Coração tição
Quero me lambuzar nos mares negros
para não me perder,
conseguir chegar no meu destino.
Não quero ser parda, mulata
Sou afro-brasileira-mineira.
Bisneta
de uma princesa de Benguela.
Não serei refém de valores
que não me pertencem.
Quero sentir meu coração
como um tição.
Não vou deixar que o mito
do fogo entre as pernas iluda e desvie
homens e mulheres
daqui por diante.
CRUZ, A. E... Feito luz. Florianópolis: ND, 2006.
Nesse poema, o jogo entre afirmações e negações reflete a expressividade de um eu lírico que
- A
recusa imposições historicamente forjadas.
gabarito - B
desenha sua identidade por meio da memória.
- C
resgata heranças míticas do território africano.
- D
reivindica o reconhecimento de sua feminilidade.
- E
rejeita a noção de emotividade associada a gênero.
Resolução
O poema apresenta um eu lírico que expressa uma forte afirmação de identidade e resistência. A recusa de imposições históricas é evidenciada quando a voz poética se posiciona contra rótulos e categorias que não a representam, como "parda" ou "mulata", afirmando sua identidade como "afro-brasileira-mineira". Essa escolha de palavras sugere uma rejeição a classificações que foram socialmente construídas e que não refletem sua verdadeira essência.
------------------------------
### Tarefa A
Extraia do texto sobre o poema "Coração tição" o trecho que vai de "Nesse poema, o" até "associada a gênero.".
### Tarefa B
Dê continuidade ao texto sobre o poema "Coração tição" a partir do ponto em que ele termina.

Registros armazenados
------------------------------
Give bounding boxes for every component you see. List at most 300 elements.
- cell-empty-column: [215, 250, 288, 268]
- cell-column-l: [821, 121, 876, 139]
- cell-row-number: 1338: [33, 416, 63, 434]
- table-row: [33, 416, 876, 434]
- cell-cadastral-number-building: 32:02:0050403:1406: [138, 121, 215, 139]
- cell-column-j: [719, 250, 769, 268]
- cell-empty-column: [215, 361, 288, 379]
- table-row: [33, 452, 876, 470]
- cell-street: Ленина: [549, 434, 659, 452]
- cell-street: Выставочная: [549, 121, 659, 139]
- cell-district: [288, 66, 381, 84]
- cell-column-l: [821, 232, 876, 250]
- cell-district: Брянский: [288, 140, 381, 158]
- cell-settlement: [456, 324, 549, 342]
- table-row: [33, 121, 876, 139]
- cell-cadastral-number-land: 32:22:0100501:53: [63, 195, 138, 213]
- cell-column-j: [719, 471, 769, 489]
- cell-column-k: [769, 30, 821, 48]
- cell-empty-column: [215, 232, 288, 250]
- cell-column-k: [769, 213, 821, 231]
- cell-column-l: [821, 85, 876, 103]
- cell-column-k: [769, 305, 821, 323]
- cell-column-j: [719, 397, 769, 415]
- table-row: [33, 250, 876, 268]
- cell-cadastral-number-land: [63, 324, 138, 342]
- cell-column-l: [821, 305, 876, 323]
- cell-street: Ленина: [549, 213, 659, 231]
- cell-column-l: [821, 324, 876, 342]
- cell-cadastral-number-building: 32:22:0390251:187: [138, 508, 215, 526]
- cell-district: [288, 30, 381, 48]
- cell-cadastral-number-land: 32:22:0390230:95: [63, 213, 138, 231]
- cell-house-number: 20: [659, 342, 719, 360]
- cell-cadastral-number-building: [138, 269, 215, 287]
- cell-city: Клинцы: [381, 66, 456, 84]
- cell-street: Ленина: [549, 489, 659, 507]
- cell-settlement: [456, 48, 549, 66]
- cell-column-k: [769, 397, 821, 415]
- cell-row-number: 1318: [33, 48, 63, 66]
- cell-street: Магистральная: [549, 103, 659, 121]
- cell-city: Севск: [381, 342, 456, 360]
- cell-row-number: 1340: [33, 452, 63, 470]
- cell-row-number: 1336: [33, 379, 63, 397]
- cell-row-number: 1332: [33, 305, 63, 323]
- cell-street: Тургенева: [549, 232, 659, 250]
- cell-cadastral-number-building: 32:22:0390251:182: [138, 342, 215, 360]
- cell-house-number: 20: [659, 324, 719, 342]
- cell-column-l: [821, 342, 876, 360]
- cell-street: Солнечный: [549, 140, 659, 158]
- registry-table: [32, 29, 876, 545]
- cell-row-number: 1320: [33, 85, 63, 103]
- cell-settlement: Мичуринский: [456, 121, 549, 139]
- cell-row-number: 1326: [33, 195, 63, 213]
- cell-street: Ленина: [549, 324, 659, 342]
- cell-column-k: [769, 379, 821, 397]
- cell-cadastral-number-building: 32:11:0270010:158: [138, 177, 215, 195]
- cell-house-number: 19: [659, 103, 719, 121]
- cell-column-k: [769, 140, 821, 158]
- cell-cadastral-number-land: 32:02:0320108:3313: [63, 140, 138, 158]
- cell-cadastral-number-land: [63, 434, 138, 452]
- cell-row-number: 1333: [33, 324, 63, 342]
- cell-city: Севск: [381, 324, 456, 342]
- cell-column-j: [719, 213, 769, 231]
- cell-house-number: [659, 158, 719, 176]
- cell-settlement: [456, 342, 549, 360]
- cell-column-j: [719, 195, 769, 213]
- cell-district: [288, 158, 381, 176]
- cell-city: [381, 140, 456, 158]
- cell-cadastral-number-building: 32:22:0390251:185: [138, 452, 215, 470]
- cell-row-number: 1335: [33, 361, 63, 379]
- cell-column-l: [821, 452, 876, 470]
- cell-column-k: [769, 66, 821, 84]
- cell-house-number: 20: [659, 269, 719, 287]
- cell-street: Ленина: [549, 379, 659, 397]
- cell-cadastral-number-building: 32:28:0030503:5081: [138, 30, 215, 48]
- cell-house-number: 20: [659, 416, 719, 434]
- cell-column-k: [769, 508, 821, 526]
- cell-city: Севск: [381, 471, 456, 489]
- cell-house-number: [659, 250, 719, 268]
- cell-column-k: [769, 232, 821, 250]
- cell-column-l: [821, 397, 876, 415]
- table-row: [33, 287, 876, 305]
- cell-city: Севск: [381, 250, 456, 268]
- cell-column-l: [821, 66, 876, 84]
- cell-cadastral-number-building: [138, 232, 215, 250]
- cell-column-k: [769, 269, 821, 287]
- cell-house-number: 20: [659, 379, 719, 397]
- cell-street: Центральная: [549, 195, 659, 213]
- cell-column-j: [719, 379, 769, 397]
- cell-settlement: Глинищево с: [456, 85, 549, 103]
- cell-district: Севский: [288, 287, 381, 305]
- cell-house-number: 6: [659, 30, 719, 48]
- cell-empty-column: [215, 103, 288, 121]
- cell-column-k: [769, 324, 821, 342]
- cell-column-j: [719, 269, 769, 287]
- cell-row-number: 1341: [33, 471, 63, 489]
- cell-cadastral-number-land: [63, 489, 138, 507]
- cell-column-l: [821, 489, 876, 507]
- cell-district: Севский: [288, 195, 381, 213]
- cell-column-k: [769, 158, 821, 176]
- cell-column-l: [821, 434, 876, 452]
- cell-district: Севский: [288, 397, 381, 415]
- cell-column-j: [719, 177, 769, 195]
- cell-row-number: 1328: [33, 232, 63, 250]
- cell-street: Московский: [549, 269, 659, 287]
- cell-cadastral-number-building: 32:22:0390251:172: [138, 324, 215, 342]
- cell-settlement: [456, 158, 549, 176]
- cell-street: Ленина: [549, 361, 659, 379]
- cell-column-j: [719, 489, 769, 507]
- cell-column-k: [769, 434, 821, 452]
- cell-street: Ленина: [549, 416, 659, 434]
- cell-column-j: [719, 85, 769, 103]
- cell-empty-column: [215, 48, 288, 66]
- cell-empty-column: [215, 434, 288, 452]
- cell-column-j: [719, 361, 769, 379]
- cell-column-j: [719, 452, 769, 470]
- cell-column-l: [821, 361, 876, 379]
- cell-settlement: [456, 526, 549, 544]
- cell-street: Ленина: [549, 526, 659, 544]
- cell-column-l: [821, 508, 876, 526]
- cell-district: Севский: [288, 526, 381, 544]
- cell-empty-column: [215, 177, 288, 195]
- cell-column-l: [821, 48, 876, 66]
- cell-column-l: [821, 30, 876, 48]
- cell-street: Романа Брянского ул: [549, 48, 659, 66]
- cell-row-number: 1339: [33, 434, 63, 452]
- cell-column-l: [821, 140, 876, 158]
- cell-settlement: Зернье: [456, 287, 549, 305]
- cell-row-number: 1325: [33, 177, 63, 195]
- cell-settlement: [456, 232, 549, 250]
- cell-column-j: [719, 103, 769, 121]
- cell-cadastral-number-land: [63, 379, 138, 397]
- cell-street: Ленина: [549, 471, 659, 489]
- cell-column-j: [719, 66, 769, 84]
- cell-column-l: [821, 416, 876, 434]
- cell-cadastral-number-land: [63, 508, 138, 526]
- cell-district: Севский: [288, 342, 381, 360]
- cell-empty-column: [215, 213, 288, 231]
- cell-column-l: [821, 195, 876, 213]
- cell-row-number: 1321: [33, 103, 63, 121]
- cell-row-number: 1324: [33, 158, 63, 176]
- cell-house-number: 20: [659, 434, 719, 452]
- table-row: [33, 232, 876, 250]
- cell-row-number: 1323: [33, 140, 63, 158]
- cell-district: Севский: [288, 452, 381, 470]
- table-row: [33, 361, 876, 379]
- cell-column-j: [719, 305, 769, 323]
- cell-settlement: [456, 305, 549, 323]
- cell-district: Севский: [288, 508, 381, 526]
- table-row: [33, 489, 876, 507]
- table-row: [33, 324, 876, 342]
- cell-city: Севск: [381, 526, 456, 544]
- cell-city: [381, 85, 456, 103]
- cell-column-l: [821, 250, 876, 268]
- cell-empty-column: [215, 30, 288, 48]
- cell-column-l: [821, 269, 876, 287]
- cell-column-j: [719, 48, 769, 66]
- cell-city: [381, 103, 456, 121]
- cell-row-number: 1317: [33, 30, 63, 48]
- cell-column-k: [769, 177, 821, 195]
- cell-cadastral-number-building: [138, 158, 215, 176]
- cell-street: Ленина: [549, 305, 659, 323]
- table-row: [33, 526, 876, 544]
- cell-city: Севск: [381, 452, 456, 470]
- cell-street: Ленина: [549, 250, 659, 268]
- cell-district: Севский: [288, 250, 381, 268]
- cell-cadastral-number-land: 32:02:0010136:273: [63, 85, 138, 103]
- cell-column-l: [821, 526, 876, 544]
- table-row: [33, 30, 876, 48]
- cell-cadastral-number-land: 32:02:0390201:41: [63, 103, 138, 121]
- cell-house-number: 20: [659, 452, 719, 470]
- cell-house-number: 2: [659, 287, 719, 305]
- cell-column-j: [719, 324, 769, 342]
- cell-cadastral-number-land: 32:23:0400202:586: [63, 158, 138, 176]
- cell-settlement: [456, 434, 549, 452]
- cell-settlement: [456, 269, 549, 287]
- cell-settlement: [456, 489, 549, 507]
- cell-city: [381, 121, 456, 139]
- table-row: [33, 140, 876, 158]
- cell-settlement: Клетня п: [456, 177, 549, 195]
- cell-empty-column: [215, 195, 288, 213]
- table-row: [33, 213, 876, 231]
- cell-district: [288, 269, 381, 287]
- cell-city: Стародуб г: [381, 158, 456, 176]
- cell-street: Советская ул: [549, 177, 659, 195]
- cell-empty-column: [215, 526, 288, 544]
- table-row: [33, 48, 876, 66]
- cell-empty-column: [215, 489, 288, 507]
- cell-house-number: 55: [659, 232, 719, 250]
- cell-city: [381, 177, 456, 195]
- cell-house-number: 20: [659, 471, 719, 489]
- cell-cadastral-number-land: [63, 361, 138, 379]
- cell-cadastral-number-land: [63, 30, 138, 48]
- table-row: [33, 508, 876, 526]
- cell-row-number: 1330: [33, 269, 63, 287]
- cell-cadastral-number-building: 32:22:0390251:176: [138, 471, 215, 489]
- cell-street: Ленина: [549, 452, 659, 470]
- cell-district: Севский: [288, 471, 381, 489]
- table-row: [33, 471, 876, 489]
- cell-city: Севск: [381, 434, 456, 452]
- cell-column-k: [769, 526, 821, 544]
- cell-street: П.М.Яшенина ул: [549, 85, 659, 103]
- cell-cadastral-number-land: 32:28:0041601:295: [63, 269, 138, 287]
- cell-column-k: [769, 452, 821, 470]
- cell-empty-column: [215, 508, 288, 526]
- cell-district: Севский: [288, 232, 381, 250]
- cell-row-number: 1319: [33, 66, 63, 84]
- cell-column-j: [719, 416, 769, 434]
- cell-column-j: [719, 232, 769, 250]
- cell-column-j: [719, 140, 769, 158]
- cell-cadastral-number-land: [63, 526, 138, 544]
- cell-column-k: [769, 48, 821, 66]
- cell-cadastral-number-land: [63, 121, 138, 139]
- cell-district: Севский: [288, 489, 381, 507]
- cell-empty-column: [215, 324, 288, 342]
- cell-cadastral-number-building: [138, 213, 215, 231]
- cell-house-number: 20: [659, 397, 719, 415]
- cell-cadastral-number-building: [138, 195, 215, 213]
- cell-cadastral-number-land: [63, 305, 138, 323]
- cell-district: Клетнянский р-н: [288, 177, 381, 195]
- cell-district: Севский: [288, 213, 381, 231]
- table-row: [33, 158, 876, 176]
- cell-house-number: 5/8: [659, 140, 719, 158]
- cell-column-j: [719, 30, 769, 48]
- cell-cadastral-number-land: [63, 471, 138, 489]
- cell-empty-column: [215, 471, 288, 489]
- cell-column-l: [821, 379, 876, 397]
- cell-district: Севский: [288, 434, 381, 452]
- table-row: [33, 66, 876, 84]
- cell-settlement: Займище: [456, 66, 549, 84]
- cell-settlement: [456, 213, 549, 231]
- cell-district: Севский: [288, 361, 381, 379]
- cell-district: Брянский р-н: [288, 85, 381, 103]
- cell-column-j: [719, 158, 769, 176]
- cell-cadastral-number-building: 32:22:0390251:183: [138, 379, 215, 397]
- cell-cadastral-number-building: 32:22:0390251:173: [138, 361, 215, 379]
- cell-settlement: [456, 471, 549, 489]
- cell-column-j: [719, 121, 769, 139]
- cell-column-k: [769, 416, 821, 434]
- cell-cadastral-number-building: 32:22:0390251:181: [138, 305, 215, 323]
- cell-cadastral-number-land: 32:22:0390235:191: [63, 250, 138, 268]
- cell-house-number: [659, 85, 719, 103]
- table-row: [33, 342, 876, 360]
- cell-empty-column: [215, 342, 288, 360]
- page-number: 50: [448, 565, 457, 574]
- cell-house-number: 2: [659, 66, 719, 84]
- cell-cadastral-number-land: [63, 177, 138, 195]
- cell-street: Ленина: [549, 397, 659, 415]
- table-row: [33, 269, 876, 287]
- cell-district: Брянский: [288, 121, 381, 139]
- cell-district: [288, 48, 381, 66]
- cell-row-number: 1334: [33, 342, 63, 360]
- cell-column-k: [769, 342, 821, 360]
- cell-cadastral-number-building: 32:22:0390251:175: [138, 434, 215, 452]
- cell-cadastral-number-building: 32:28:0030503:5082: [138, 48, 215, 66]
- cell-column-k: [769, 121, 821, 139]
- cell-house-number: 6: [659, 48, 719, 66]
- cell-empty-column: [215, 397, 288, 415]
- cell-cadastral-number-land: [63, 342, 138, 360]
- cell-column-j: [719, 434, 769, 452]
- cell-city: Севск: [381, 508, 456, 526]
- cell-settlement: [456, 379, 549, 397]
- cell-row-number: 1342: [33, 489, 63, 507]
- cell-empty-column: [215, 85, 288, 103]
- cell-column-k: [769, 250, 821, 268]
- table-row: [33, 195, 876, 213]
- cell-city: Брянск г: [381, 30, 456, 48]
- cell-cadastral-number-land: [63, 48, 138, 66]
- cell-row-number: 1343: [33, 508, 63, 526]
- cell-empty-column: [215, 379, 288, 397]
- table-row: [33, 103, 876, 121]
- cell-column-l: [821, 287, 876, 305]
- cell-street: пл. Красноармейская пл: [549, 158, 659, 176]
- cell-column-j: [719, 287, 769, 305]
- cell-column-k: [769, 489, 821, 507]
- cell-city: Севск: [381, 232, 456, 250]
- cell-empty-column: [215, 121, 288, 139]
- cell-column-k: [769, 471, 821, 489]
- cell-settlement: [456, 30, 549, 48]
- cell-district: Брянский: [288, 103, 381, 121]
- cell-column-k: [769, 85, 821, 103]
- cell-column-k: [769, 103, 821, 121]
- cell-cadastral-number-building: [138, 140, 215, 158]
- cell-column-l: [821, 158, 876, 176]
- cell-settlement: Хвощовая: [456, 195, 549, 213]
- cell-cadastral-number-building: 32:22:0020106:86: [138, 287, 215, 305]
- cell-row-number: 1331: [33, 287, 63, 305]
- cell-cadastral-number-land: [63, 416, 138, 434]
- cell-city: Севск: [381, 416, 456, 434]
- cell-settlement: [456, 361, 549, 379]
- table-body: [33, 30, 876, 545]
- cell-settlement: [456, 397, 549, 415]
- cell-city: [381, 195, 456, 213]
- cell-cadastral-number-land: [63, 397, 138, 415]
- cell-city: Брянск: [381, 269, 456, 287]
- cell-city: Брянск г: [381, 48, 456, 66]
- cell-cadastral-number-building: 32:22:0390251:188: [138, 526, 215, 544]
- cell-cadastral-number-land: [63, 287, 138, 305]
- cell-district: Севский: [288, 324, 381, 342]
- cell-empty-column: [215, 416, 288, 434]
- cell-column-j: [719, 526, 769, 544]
------------------------------
### Resposta A
Nesse poema, o jogo entre afirmações e negações reflete a expressividade de um eu lírico que
- A
recusa imposições historicamente forjadas.
gabarito - B
desenha sua identidade por meio da memória.
- C
resgata heranças míticas do território africano.
- D
reivindica o reconhecimento de sua feminilidade.
- E
rejeita a noção de emotividade associada a gênero.

### Resposta B
Além disso, a menção à sua ancestralidade, como "bisneta de uma princesa de Benguela", reforça essa ideia de que sua identidade é moldada por uma herança rica e complexa, que não se limita a estereótipos impostos pela sociedade. A afirmação de que não será refém de valores que não lhe pertencem indica uma clara resistência às normas sociais e culturais que tentam definir quem ela deve ser.
Portanto, o eu lírico não apenas reivindica sua identidade, mas também se coloca em oposição a uma série de imposições que historicamente foram forjadas, buscando, assim, um espaço de liberdade e autenticidade em sua expressão. Essa luta pela afirmação de sua identidade é o que fundamenta a escolha da alternativa correta.